SET PROBLEM:
Could you give the data below again, exactly and completely?

DATA:
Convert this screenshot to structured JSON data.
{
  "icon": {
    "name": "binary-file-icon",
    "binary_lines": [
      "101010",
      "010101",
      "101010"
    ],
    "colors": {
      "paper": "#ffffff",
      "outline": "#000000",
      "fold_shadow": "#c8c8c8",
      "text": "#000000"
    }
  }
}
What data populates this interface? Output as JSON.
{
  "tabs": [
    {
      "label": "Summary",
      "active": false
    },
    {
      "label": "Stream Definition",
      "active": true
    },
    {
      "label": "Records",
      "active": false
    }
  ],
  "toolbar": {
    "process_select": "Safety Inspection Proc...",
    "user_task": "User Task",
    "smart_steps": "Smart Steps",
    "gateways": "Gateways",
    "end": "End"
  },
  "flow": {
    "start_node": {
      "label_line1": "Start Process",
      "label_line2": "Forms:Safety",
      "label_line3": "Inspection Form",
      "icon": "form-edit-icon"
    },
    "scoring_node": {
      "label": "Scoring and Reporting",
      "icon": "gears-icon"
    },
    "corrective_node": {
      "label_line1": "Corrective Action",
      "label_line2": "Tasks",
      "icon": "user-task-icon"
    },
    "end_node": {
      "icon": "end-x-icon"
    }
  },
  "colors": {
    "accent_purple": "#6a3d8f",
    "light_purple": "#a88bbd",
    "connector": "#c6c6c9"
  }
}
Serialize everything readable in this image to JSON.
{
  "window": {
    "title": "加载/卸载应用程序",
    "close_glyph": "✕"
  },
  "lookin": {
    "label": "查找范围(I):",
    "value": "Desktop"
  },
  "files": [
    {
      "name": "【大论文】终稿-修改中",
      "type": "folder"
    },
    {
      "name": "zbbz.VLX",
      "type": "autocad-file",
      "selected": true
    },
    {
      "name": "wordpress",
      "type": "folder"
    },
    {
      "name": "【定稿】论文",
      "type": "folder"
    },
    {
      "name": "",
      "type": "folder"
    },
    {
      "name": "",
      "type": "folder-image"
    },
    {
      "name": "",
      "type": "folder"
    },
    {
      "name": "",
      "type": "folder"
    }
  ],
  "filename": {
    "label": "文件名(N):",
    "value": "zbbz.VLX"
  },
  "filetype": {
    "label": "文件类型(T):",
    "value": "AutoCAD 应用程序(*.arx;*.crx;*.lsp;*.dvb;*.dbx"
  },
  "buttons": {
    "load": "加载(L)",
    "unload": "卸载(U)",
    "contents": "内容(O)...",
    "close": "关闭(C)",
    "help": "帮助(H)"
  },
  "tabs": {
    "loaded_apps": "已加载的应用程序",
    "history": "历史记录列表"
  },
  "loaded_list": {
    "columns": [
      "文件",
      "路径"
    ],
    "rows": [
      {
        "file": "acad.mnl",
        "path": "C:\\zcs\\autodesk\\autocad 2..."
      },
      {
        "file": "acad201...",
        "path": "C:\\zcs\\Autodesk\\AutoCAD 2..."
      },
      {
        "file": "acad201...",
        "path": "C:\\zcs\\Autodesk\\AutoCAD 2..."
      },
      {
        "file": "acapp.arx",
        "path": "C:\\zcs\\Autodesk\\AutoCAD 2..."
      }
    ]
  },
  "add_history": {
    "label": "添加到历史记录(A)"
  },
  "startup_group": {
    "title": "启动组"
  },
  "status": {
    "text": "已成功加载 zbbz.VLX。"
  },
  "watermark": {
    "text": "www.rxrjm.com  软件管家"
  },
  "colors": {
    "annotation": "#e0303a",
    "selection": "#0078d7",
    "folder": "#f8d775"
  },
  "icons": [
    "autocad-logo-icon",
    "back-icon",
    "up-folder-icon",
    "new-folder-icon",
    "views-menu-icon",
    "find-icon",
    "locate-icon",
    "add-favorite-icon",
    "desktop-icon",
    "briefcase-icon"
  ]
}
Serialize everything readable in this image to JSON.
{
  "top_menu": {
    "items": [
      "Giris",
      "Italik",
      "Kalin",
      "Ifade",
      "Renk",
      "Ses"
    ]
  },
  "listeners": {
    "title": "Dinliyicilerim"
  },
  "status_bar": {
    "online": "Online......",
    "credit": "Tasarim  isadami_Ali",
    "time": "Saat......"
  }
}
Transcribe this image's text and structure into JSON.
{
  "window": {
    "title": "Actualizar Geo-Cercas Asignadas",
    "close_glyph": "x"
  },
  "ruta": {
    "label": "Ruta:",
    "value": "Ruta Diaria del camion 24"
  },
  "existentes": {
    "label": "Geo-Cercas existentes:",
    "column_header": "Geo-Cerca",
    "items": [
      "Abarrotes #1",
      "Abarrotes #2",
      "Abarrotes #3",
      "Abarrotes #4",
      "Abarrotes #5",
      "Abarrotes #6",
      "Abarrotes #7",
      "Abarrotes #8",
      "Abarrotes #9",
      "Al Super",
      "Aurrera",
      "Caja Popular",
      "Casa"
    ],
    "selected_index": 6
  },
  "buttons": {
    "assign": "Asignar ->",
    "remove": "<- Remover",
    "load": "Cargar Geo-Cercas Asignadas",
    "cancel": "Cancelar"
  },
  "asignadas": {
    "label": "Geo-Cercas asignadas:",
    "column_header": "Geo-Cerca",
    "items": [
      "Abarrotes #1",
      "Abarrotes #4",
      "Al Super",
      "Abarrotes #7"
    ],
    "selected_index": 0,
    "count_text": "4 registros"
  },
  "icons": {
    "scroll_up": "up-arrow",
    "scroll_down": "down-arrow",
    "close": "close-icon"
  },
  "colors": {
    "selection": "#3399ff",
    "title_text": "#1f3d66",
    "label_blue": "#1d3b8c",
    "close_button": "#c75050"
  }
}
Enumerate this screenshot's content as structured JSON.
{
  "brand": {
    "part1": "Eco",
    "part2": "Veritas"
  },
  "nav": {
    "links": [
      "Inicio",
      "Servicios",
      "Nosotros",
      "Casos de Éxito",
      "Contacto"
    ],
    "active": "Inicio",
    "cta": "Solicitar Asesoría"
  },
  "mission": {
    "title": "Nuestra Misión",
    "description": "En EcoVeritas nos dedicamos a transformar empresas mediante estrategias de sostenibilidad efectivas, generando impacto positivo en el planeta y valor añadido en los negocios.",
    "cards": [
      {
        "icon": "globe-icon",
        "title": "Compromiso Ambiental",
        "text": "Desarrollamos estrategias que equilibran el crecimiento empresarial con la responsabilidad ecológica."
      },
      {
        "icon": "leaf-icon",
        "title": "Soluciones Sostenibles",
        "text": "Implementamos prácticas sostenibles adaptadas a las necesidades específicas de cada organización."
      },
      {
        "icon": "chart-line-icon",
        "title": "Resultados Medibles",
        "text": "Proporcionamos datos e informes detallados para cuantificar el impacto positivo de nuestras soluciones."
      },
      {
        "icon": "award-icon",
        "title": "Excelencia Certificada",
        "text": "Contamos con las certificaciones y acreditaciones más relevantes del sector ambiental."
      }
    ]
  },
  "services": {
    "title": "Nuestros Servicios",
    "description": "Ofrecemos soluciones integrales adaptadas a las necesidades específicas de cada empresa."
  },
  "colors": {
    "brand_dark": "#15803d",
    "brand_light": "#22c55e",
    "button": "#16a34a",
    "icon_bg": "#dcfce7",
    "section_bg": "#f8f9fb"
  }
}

THE RESPONSE:
Convert this screenshot to structured JSON data.
{
  "icon": {
    "name": "binary-file-icon",
    "binary_lines": [
      "101010",
      "010101",
      "101010"
    ],
    "colors": {
      "paper": "#ffffff",
      "outline": "#000000",
      "fold_shadow": "#c8c8c8",
      "text": "#000000"
    }
  }
}
What data populates this interface? Output as JSON.
{
  "tabs": [
    {
      "label": "Summary",
      "active": false
    },
    {
      "label": "Stream Definition",
      "active": true
    },
    {
      "label": "Records",
      "active": false
    }
  ],
  "toolbar": {
    "process_select": "Safety Inspection Proc...",
    "user_task": "User Task",
    "smart_steps": "Smart Steps",
    "gateways": "Gateways",
    "end": "End"
  },
  "flow": {
    "start_node": {
      "label_line1": "Start Process",
      "label_line2": "Forms:Safety",
      "label_line3": "Inspection Form",
      "icon": "form-edit-icon"
    },
    "scoring_node": {
      "label": "Scoring and Reporting",
      "icon": "gears-icon"
    },
    "corrective_node": {
      "label_line1": "Corrective Action",
      "label_line2": "Tasks",
      "icon": "user-task-icon"
    },
    "end_node": {
      "icon": "end-x-icon"
    }
  },
  "colors": {
    "accent_purple": "#6a3d8f",
    "light_purple": "#a88bbd",
    "connector": "#c6c6c9"
  }
}
Serialize everything readable in this image to JSON.
{
  "window": {
    "title": "加载/卸载应用程序",
    "close_glyph": "✕"
  },
  "lookin": {
    "label": "查找范围(I):",
    "value": "Desktop"
  },
  "files": [
    {
      "name": "【大论文】终稿-修改中",
      "type": "folder"
    },
    {
      "name": "zbbz.VLX",
      "type": "autocad-file",
      "selected": true
    },
    {
      "name": "wordpress",
      "type": "folder"
    },
    {
      "name": "【定稿】论文",
      "type": "folder"
    },
    {
      "name": "",
      "type": "folder"
    },
    {
      "name": "",
      "type": "folder-image"
    },
    {
      "name": "",
      "type": "folder"
    },
    {
      "name": "",
      "type": "folder"
    }
  ],
  "filename": {
    "label": "文件名(N):",
    "value": "zbbz.VLX"
  },
  "filetype": {
    "label": "文件类型(T):",
    "value": "AutoCAD 应用程序(*.arx;*.crx;*.lsp;*.dvb;*.dbx"
  },
  "buttons": {
    "load": "加载(L)",
    "unload": "卸载(U)",
    "contents": "内容(O)...",
    "close": "关闭(C)",
    "help": "帮助(H)"
  },
  "tabs": {
    "loaded_apps": "已加载的应用程序",
    "history": "历史记录列表"
  },
  "loaded_list": {
    "columns": [
      "文件",
      "路径"
    ],
    "rows": [
      {
        "file": "acad.mnl",
        "path": "C:\\zcs\\autodesk\\autocad 2..."
      },
      {
        "file": "acad201...",
        "path": "C:\\zcs\\Autodesk\\AutoCAD 2..."
      },
      {
        "file": "acad201...",
        "path": "C:\\zcs\\Autodesk\\AutoCAD 2..."
      },
      {
        "file": "acapp.arx",
        "path": "C:\\zcs\\Autodesk\\AutoCAD 2..."
      }
    ]
  },
  "add_history": {
    "label": "添加到历史记录(A)"
  },
  "startup_group": {
    "title": "启动组"
  },
  "status": {
    "text": "已成功加载 zbbz.VLX。"
  },
  "watermark": {
    "text": "www.rxrjm.com  软件管家"
  },
  "colors": {
    "annotation": "#e0303a",
    "selection": "#0078d7",
    "folder": "#f8d775"
  },
  "icons": [
    "autocad-logo-icon",
    "back-icon",
    "up-folder-icon",
    "new-folder-icon",
    "views-menu-icon",
    "find-icon",
    "locate-icon",
    "add-favorite-icon",
    "desktop-icon",
    "briefcase-icon"
  ]
}
Serialize everything readable in this image to JSON.
{
  "top_menu": {
    "items": [
      "Giris",
      "Italik",
      "Kalin",
      "Ifade",
      "Renk",
      "Ses"
    ]
  },
  "listeners": {
    "title": "Dinliyicilerim"
  },
  "status_bar": {
    "online": "Online......",
    "credit": "Tasarim  isadami_Ali",
    "time": "Saat......"
  }
}
Transcribe this image's text and structure into JSON.
{
  "window": {
    "title": "Actualizar Geo-Cercas Asignadas",
    "close_glyph": "x"
  },
  "ruta": {
    "label": "Ruta:",
    "value": "Ruta Diaria del camion 24"
  },
  "existentes": {
    "label": "Geo-Cercas existentes:",
    "column_header": "Geo-Cerca",
    "items": [
      "Abarrotes #1",
      "Abarrotes #2",
      "Abarrotes #3",
      "Abarrotes #4",
      "Abarrotes #5",
      "Abarrotes #6",
      "Abarrotes #7",
      "Abarrotes #8",
      "Abarrotes #9",
      "Al Super",
      "Aurrera",
      "Caja Popular",
      "Casa"
    ],
    "selected_index": 6
  },
  "buttons": {
    "assign": "Asignar ->",
    "remove": "<- Remover",
    "load": "Cargar Geo-Cercas Asignadas",
    "cancel": "Cancelar"
  },
  "asignadas": {
    "label": "Geo-Cercas asignadas:",
    "column_header": "Geo-Cerca",
    "items": [
      "Abarrotes #1",
      "Abarrotes #4",
      "Al Super",
      "Abarrotes #7"
    ],
    "selected_index": 0,
    "count_text": "4 registros"
  },
  "icons": {
    "scroll_up": "up-arrow",
    "scroll_down": "down-arrow",
    "close": "close-icon"
  },
  "colors": {
    "selection": "#3399ff",
    "title_text": "#1f3d66",
    "label_blue": "#1d3b8c",
    "close_button": "#c75050"
  }
}
Enumerate this screenshot's content as structured JSON.
{
  "brand": {
    "part1": "Eco",
    "part2": "Veritas"
  },
  "nav": {
    "links": [
      "Inicio",
      "Servicios",
      "Nosotros",
      "Casos de Éxito",
      "Contacto"
    ],
    "active": "Inicio",
    "cta": "Solicitar Asesoría"
  },
  "mission": {
    "title": "Nuestra Misión",
    "description": "En EcoVeritas nos dedicamos a transformar empresas mediante estrategias de sostenibilidad efectivas, generando impacto positivo en el planeta y valor añadido en los negocios.",
    "cards": [
      {
        "icon": "globe-icon",
        "title": "Compromiso Ambiental",
        "text": "Desarrollamos estrategias que equilibran el crecimiento empresarial con la responsabilidad ecológica."
      },
      {
        "icon": "leaf-icon",
        "title": "Soluciones Sostenibles",
        "text": "Implementamos prácticas sostenibles adaptadas a las necesidades específicas de cada organización."
      },
      {
        "icon": "chart-line-icon",
        "title": "Resultados Medibles",
        "text": "Proporcionamos datos e informes detallados para cuantificar el impacto positivo de nuestras soluciones."
      },
      {
        "icon": "award-icon",
        "title": "Excelencia Certificada",
        "text": "Contamos con las certificaciones y acreditaciones más relevantes del sector ambiental."
      }
    ]
  },
  "services": {
    "title": "Nuestros Servicios",
    "description": "Ofrecemos soluciones integrales adaptadas a las necesidades específicas de cada empresa."
  },
  "colors": {
    "brand_dark": "#15803d",
    "brand_light": "#22c55e",
    "button": "#16a34a",
    "icon_bg": "#dcfce7",
    "section_bg": "#f8f9fb"
  }
}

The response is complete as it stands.